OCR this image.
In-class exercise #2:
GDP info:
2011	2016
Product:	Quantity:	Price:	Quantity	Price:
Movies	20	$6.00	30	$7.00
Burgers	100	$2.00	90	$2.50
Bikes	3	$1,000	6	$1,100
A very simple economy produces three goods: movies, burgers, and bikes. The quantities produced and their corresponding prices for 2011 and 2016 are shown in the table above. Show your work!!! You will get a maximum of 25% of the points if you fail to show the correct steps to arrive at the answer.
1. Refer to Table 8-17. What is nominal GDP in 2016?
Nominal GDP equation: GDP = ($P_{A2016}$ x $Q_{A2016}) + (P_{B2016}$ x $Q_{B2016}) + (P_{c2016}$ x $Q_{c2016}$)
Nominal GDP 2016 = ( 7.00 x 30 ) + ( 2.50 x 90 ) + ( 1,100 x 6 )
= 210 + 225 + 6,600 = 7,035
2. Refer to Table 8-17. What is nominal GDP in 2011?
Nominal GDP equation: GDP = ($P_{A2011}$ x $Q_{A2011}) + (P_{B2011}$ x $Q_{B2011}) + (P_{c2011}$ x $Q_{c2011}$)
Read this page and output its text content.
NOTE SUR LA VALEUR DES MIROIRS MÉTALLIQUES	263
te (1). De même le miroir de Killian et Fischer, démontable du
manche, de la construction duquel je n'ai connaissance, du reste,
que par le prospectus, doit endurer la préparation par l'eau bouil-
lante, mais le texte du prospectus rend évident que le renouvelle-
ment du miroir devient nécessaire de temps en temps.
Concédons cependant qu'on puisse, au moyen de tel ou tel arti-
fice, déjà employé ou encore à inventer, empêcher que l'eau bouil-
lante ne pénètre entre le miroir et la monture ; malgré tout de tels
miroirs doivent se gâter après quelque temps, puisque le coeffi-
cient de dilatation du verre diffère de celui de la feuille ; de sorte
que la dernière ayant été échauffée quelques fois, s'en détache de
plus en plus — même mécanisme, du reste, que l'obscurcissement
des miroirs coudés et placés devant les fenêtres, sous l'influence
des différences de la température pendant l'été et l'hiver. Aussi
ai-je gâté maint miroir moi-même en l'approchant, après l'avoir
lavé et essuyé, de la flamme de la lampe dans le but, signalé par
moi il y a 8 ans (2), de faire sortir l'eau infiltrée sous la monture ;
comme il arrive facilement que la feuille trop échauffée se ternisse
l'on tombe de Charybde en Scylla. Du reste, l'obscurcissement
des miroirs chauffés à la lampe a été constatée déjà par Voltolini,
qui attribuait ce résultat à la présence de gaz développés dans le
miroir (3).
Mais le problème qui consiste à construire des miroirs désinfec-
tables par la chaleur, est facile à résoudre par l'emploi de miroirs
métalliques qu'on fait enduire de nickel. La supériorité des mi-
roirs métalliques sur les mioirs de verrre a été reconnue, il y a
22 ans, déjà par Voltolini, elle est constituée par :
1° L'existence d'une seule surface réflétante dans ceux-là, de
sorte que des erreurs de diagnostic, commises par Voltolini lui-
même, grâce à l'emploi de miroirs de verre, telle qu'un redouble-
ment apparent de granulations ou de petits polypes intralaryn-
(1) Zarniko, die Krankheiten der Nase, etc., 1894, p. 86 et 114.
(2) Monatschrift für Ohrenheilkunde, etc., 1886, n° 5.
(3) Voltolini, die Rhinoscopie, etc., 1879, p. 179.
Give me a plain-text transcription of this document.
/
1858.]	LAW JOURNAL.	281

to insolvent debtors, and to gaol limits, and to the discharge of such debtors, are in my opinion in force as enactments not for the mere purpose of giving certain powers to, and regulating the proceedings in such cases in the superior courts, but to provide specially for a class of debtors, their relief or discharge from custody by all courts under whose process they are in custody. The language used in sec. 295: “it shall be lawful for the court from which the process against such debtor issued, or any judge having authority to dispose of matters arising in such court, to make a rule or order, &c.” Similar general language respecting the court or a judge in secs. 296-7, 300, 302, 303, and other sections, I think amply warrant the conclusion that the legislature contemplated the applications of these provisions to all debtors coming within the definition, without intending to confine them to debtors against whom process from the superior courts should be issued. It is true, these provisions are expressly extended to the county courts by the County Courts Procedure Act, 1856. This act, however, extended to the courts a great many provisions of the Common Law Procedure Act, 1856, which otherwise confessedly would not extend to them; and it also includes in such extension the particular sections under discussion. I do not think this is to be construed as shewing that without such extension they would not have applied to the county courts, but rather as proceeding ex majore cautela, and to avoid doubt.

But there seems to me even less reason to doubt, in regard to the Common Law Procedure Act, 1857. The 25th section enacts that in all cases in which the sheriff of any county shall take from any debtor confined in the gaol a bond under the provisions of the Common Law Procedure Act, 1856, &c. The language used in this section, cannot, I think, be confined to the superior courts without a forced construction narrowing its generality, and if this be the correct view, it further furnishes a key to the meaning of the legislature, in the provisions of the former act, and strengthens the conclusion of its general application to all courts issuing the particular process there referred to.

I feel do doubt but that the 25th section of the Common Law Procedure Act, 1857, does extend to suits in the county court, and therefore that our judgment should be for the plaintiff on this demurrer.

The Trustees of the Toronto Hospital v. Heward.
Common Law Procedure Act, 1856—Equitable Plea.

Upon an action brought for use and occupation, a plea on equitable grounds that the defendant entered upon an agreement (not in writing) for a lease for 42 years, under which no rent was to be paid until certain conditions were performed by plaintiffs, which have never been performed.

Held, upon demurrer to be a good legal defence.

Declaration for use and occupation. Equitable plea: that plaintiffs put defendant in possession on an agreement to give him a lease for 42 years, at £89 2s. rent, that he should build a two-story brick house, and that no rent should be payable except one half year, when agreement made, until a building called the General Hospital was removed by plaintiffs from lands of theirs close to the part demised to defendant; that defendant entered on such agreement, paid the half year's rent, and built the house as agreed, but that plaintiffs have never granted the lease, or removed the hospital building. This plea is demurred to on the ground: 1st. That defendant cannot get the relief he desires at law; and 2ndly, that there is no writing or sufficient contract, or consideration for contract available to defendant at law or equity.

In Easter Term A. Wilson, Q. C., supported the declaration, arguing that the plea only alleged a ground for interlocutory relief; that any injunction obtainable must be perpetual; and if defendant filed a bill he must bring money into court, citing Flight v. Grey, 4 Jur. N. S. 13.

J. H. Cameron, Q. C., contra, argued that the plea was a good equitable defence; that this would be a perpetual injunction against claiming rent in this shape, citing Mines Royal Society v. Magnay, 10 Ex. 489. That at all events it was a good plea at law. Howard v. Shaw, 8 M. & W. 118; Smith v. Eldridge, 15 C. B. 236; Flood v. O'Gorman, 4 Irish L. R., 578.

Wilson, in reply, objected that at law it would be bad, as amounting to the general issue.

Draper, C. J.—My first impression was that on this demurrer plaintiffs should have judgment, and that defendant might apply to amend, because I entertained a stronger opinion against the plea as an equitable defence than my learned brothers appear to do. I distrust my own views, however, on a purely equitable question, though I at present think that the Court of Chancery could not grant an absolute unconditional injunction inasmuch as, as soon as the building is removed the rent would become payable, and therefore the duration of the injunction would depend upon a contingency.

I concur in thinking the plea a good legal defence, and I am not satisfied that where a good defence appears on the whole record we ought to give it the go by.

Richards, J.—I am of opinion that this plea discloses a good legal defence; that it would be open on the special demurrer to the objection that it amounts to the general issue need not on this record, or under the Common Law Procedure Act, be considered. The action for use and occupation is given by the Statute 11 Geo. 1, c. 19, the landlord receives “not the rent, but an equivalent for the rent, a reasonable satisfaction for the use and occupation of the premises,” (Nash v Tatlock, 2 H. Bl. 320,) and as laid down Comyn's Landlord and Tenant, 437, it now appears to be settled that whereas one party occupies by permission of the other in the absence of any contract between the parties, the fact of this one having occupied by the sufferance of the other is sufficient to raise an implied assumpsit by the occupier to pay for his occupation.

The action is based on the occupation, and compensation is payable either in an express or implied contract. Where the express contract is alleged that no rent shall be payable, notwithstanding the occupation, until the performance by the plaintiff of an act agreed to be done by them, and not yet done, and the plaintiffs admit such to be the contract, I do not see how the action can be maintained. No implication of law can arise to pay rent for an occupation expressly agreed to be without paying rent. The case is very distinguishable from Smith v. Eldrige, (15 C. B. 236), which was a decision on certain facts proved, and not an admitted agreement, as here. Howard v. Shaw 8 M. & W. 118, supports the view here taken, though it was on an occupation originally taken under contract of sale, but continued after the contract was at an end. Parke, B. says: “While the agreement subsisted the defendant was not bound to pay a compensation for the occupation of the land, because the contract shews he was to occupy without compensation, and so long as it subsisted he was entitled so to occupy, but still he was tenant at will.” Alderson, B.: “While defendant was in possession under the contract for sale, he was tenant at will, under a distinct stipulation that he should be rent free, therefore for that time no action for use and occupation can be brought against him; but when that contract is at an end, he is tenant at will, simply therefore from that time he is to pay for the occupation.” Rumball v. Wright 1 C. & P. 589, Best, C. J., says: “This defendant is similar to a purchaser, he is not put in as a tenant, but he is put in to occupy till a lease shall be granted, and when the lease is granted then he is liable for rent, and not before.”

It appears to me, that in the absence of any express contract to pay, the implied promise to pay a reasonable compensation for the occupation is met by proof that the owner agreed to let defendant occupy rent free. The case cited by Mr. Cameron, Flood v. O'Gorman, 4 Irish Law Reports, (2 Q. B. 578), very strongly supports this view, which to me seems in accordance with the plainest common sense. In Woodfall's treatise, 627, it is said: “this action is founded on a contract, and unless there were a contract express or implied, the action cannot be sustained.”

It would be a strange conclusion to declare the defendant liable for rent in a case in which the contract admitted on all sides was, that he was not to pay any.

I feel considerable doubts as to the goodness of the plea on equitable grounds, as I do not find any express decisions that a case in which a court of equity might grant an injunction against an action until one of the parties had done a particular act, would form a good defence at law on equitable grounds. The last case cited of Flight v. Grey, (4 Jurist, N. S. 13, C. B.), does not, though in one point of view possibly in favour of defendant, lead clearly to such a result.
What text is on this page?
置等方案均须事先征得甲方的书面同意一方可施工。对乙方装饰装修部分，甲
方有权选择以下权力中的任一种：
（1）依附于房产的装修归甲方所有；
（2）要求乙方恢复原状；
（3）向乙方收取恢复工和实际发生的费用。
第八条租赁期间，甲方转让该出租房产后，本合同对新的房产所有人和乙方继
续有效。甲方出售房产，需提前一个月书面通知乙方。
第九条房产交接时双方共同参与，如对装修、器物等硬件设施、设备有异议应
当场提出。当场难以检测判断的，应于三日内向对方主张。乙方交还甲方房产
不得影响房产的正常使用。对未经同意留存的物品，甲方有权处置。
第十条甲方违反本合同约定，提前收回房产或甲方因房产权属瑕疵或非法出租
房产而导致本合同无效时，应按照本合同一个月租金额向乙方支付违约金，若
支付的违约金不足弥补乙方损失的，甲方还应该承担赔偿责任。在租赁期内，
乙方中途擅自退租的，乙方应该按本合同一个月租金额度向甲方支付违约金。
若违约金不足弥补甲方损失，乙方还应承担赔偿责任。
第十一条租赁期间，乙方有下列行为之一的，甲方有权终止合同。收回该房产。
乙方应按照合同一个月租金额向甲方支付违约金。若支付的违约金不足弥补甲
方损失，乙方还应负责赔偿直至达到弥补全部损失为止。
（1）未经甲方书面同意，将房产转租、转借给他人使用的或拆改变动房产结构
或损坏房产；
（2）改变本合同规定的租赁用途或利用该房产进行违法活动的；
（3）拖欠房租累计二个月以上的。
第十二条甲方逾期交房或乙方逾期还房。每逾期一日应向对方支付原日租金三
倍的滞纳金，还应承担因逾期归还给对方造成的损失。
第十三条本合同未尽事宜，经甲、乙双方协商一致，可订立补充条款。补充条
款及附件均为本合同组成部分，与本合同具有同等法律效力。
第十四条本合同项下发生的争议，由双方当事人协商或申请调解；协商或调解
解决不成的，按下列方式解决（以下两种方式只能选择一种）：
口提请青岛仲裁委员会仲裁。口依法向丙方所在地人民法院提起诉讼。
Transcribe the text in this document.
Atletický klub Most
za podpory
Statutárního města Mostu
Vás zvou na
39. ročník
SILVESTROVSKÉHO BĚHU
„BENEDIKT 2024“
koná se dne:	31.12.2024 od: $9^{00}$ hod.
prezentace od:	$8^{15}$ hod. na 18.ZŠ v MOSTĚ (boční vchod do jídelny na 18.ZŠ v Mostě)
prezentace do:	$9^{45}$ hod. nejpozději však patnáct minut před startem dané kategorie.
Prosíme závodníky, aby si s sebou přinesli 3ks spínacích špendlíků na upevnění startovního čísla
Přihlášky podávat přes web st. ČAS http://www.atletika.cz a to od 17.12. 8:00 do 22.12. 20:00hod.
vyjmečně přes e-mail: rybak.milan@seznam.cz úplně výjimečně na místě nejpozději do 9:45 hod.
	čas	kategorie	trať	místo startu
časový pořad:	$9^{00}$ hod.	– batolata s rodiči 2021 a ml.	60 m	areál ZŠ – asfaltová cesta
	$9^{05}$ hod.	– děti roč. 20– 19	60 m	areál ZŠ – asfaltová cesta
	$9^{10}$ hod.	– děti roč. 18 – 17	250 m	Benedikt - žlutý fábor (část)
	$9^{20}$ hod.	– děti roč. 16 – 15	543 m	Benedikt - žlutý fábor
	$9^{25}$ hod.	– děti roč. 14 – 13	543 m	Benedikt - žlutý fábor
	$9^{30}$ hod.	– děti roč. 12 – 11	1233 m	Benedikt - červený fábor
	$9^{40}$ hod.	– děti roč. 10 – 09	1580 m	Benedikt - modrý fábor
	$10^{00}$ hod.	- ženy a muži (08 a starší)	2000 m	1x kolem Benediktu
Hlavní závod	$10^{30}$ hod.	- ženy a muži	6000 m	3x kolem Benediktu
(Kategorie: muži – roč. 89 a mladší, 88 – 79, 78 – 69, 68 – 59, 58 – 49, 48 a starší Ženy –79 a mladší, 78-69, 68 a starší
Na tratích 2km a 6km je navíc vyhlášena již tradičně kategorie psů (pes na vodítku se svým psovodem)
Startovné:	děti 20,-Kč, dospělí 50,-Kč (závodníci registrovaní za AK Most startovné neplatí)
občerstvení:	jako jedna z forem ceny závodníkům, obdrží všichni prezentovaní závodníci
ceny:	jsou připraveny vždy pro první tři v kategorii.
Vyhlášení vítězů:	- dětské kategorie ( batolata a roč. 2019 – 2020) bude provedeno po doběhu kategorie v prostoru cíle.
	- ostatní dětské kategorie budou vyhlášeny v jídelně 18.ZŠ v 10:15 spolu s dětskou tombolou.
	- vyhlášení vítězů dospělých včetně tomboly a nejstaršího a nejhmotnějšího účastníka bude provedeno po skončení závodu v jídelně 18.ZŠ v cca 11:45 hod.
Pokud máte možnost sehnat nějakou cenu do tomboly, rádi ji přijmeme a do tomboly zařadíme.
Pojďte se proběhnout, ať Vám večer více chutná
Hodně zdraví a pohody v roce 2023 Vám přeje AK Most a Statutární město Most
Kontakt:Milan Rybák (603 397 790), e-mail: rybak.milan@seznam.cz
^^^^^^^^
**Problem**
Where a line holds "perpetual", copy it out.

**Answer to this task**
In Easter Term A. Wilson, Q. C., supported the declaration, arguing that the plea only alleged a ground for interlocutory relief; that any injunction obtainable must be perpetual; and if defendant filed a bill he must bring money into court, citing Flight v. Grey, 4 Jur. N. S. 13.
J. H. Cameron, Q. C., contra, argued that the plea was a good equitable defence; that this would be a perpetual injunction against claiming rent in this shape, citing Mines Royal Society v. Magnay, 10 Ex. 489. That at all events it was a good plea at law. Howard v. Shaw, 8 M. & W. 118; Smith v. Eldridge, 15 C. B. 236; Flood v. O'Gorman, 4 Irish L. R., 578.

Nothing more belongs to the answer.